1 – A “Associação Tchiweca de Documentação”, tirando partido dum longo trabalho que tem vindo a realizar, desde alguns anos também em frutuosa colaboração com o “Novo Jornal”, a 12 de março de 2015 e no auditório do Museu Militar em Luanda, lançou o livro “1961 – Memória dum ano decisivo”.

A iniciativa, que integrou a sinalização dos 50 anos do início da Luta Armada em prol da independência de Angola (2011) e dos 40 anos da Independência (2015), é por si um passo que preenche bastas lacunas sobre o conhecimento histórico em relação a Angola, de tal maneira bem concebido que a sua leitura pode permitir também abordagens antropológicas, sociológicas e psicológicas indispensáveis para a compreensão dos fenómenos que se referem a 1961 como “o ano da grande viragem para Angola”.

A “Associação Tchiweca de Documentação” consegue transportar o feliz leitor ou estudioso do compêndio, ao ambiente da época no interior e no exterior de Angola, sempre com o foco no início da Luta de Libertação, com uma cuidadosa objectividade, podendo ser considerado nesse aspecto como um trabalho vanguardista no que à história diz respeito, tendo em conta a existência de tantas sensibilidades! 

2 – À capacidade que a ATD possui de utilização de muita documentação, está-se a juntar um trabalho que resulta do esforço de elaboração do tema “Angola nos Trilhos da Independência”, traduzido na recolha oral e na 1ª pessoa de muitos depoimentos sobre a Luta de Libertação em África, recolha essa acompanhada de visitas reportadas aos locais de muitos acontecimentos relevantes e dum acervo documental em crescendo, acompanhado de fotos raras, que testemunham a saga dos africanos e de Angola, em prol da justa Luta de Libertação contra o colonialismo em África (e também na Ásia, tendo em conta o caso da derrota do Estado Novo na Índia, de que este compêndio também se refere, com notável sentido de objectividade histórica).

Nesse aspecto o compêndio “1961 – Memória dum ano decisivo”, consegue ir além dos livros já publicados pela ATD, ao transmitir-nos mais elementos sobre o ambiente da época, ao conferir vida à expressão da torrente daqueles que um dia partiram para a Luta por que nada mais havia a fazer perante a teimosia alucinante do fascismo e da colonização.

Tarefa indicada 1 — Imprima sem qualquer alteração o trecho do texto sobre o lançamento do livro que vai desde "Nesse aspecto o" até "e da colonização.".

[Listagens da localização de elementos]
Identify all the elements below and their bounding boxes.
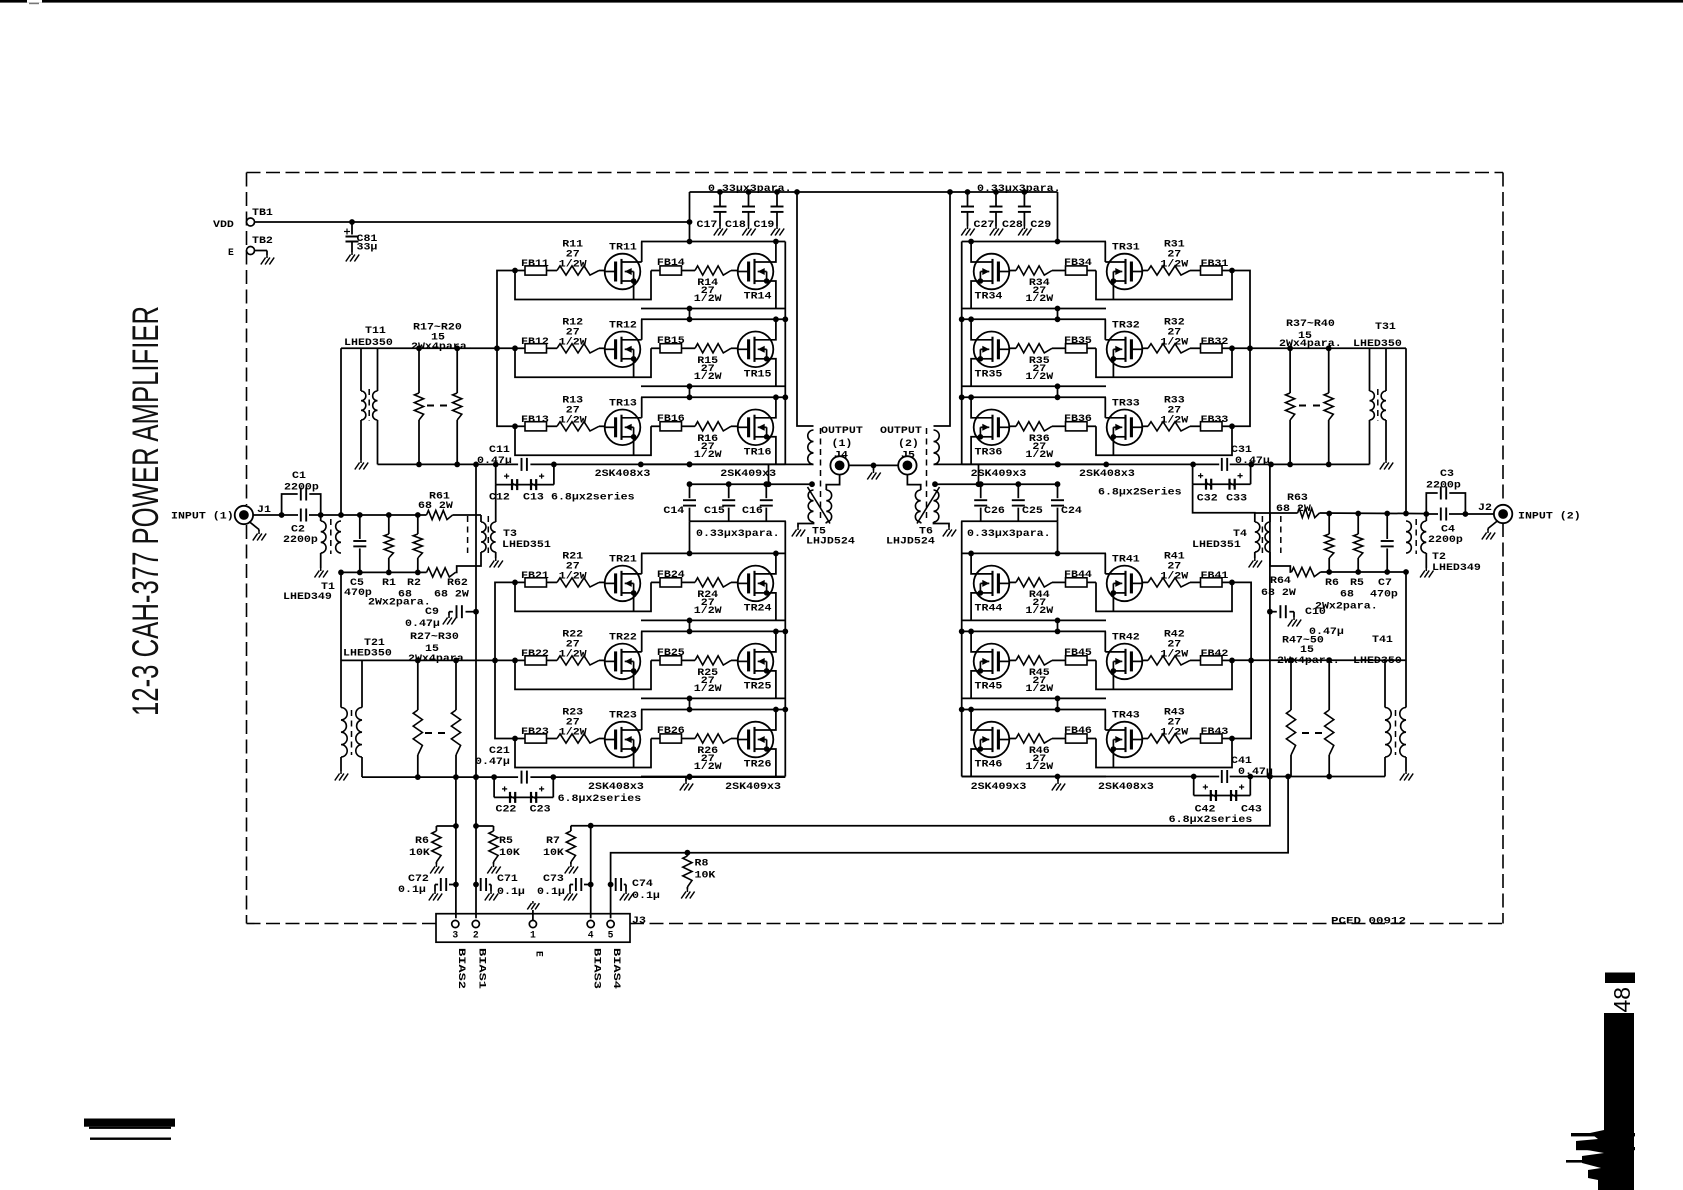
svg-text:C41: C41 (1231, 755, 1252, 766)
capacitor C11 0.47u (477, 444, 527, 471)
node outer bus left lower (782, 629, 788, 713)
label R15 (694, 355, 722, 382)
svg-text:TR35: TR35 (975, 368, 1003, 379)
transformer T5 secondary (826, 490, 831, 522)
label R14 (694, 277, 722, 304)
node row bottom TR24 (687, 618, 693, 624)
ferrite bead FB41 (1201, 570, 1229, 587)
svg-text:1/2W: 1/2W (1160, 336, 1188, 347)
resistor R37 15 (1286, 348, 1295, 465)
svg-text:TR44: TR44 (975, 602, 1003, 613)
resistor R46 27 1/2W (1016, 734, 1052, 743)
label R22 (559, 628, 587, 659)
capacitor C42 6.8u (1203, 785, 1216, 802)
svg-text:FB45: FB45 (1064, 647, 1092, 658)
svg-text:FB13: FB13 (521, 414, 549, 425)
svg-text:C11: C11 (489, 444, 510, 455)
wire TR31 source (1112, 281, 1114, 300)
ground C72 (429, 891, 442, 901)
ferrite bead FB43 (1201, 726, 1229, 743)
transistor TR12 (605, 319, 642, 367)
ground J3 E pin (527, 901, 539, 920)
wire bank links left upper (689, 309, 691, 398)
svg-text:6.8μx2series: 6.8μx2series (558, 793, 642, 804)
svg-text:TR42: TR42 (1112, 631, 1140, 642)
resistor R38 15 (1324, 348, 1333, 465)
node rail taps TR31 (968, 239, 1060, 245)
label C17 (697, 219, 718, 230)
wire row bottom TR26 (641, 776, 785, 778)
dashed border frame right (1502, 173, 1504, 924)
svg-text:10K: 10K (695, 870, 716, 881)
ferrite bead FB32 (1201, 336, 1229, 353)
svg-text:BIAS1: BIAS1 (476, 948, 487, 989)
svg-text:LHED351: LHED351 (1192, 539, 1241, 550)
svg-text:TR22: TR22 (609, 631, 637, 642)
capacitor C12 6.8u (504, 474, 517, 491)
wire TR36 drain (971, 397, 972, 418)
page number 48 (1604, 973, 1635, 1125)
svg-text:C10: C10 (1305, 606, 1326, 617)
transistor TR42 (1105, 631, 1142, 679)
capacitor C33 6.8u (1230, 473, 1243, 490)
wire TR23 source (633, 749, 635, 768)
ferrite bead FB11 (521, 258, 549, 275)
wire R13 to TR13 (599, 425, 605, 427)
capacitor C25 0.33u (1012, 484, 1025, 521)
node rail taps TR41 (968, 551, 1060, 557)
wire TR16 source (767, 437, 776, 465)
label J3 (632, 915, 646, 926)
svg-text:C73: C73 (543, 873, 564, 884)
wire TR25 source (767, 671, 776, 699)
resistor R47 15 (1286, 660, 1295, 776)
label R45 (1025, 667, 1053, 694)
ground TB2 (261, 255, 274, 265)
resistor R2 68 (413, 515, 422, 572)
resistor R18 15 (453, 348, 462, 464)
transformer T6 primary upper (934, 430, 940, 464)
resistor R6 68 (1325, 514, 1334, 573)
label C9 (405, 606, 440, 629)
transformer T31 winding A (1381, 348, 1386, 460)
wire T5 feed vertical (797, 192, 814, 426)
* * *
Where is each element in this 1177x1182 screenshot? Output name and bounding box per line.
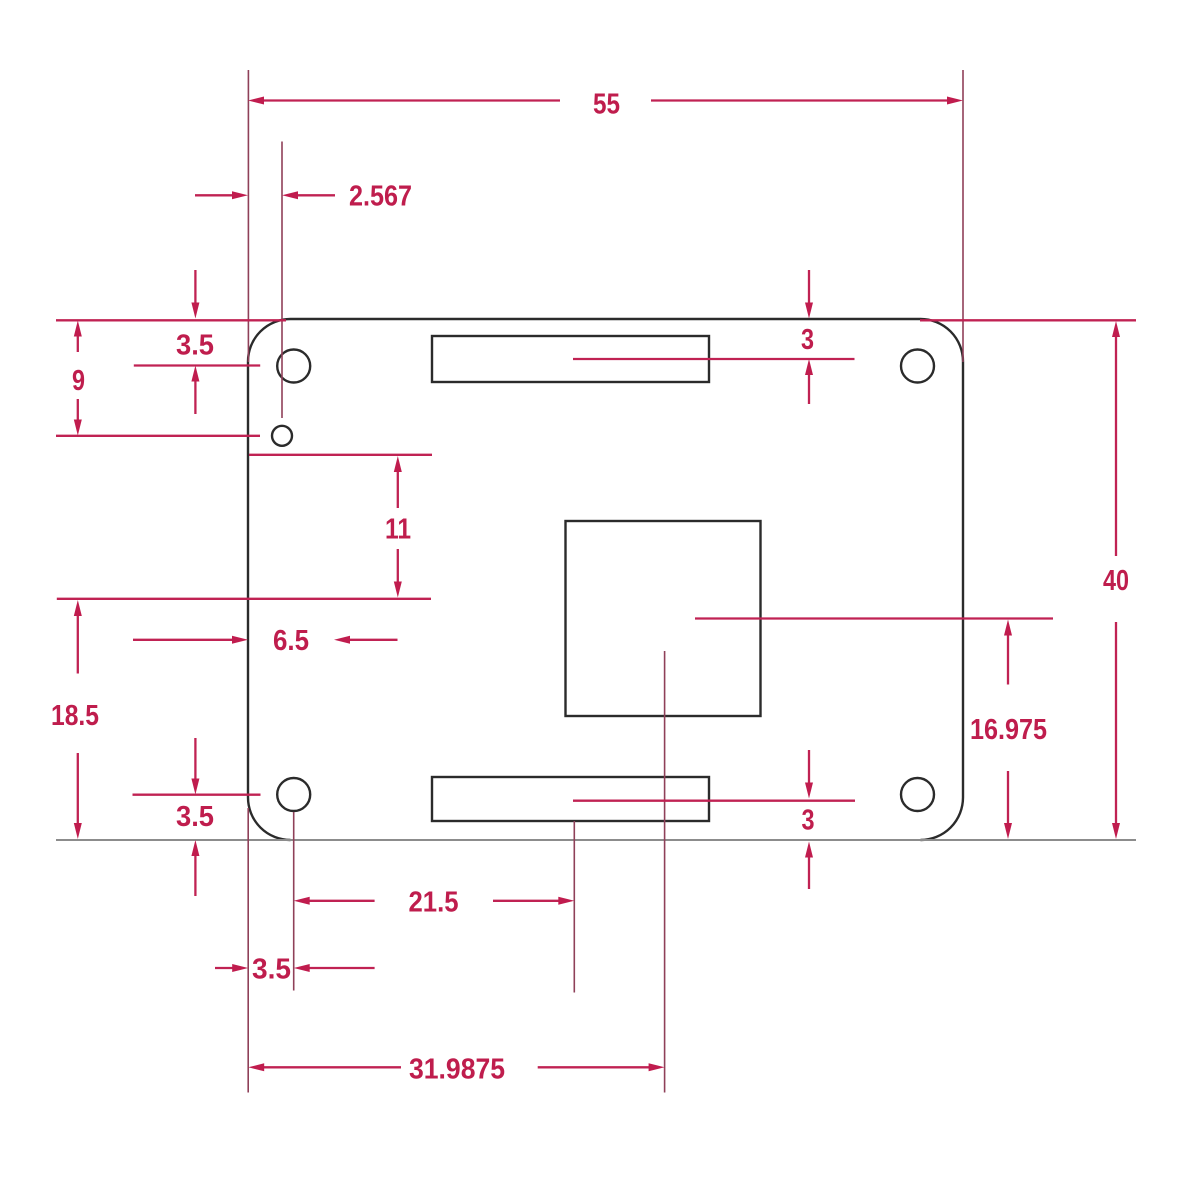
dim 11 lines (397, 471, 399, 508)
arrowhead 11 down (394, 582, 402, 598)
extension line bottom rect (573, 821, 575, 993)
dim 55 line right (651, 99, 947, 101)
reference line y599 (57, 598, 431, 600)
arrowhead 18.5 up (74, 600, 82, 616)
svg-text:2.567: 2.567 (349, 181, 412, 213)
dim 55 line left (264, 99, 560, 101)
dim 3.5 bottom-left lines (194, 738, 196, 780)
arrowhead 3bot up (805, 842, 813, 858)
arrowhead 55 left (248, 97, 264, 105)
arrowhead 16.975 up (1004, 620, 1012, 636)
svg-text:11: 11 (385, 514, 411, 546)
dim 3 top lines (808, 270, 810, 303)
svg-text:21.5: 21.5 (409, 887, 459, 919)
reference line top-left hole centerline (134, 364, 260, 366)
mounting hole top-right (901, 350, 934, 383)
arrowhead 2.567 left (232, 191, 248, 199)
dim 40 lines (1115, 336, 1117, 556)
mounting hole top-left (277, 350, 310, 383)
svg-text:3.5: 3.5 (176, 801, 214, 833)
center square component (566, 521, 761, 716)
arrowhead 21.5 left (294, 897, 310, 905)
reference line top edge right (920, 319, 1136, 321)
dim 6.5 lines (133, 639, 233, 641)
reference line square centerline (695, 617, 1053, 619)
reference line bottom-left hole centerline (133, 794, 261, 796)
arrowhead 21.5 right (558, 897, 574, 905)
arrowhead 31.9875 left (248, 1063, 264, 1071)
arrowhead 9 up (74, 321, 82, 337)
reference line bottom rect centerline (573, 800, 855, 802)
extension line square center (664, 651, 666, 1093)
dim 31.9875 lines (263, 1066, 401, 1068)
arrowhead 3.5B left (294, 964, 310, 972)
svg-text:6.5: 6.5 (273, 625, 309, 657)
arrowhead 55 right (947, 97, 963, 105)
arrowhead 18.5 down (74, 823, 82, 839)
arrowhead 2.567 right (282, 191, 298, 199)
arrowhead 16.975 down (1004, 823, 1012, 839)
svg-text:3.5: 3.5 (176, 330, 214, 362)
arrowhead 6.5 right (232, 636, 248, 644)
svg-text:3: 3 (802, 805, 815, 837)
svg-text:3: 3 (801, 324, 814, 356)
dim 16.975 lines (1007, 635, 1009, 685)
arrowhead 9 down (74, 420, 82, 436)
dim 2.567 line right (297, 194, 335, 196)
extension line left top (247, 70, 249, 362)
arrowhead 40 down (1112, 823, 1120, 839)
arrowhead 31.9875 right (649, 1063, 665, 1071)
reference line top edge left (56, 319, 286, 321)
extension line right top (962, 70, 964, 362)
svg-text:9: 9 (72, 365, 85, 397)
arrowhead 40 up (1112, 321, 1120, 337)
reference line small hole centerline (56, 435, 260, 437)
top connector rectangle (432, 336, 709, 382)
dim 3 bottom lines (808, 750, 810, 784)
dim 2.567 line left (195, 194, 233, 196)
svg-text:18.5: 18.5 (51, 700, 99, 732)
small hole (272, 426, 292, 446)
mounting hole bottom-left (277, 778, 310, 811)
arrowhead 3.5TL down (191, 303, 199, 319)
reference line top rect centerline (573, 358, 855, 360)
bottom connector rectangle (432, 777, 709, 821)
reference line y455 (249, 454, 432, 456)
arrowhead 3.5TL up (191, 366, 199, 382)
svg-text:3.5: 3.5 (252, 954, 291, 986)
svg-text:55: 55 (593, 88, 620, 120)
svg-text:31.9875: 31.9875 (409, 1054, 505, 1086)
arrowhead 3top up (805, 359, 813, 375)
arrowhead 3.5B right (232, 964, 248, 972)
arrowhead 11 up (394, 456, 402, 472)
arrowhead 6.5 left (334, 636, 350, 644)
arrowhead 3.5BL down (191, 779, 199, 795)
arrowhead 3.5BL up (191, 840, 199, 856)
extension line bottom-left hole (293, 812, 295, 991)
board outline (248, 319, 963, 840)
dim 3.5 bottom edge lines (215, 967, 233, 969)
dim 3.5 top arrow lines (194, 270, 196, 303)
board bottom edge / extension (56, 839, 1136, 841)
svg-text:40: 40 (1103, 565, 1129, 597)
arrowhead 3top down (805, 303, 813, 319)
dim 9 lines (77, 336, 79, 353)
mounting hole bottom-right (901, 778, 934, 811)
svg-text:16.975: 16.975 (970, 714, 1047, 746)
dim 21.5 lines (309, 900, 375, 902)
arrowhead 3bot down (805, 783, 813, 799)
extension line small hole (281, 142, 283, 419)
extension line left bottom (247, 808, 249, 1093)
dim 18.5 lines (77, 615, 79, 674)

Tarefa indicada 2 — Reproduza sem alterações as linhas de dados que vão desde a que contém "dim 11 lines (397, 471, 399, 508)" até a que contém "arrowhead 16.975 up (1004, 620, 1012, 636)", incluindo ambas.

Resposta completa 1 —
Nesse aspecto o compêndio “1961 – Memória dum ano decisivo”, consegue ir além dos livros já publicados pela ATD, ao transmitir-nos mais elementos sobre o ambiente da época, ao conferir vida à expressão da torrente daqueles que um dia partiram para a Luta por que nada mais havia a fazer perante a teimosia alucinante do fascismo e da colonização.

Resposta completa 2 —
dim 11 lines (397, 471, 399, 508)
arrowhead 11 down (394, 582, 402, 598)
extension line bottom rect (573, 821, 575, 993)
dim 55 line right (651, 99, 947, 101)
reference line y599 (57, 598, 431, 600)
arrowhead 18.5 up (74, 600, 82, 616)
svg-text:2.567: 2.567 (349, 181, 412, 213)
dim 55 line left (264, 99, 560, 101)
dim 3.5 bottom-left lines (194, 738, 196, 780)
arrowhead 3bot up (805, 842, 813, 858)
arrowhead 55 left (248, 97, 264, 105)
arrowhead 16.975 up (1004, 620, 1012, 636)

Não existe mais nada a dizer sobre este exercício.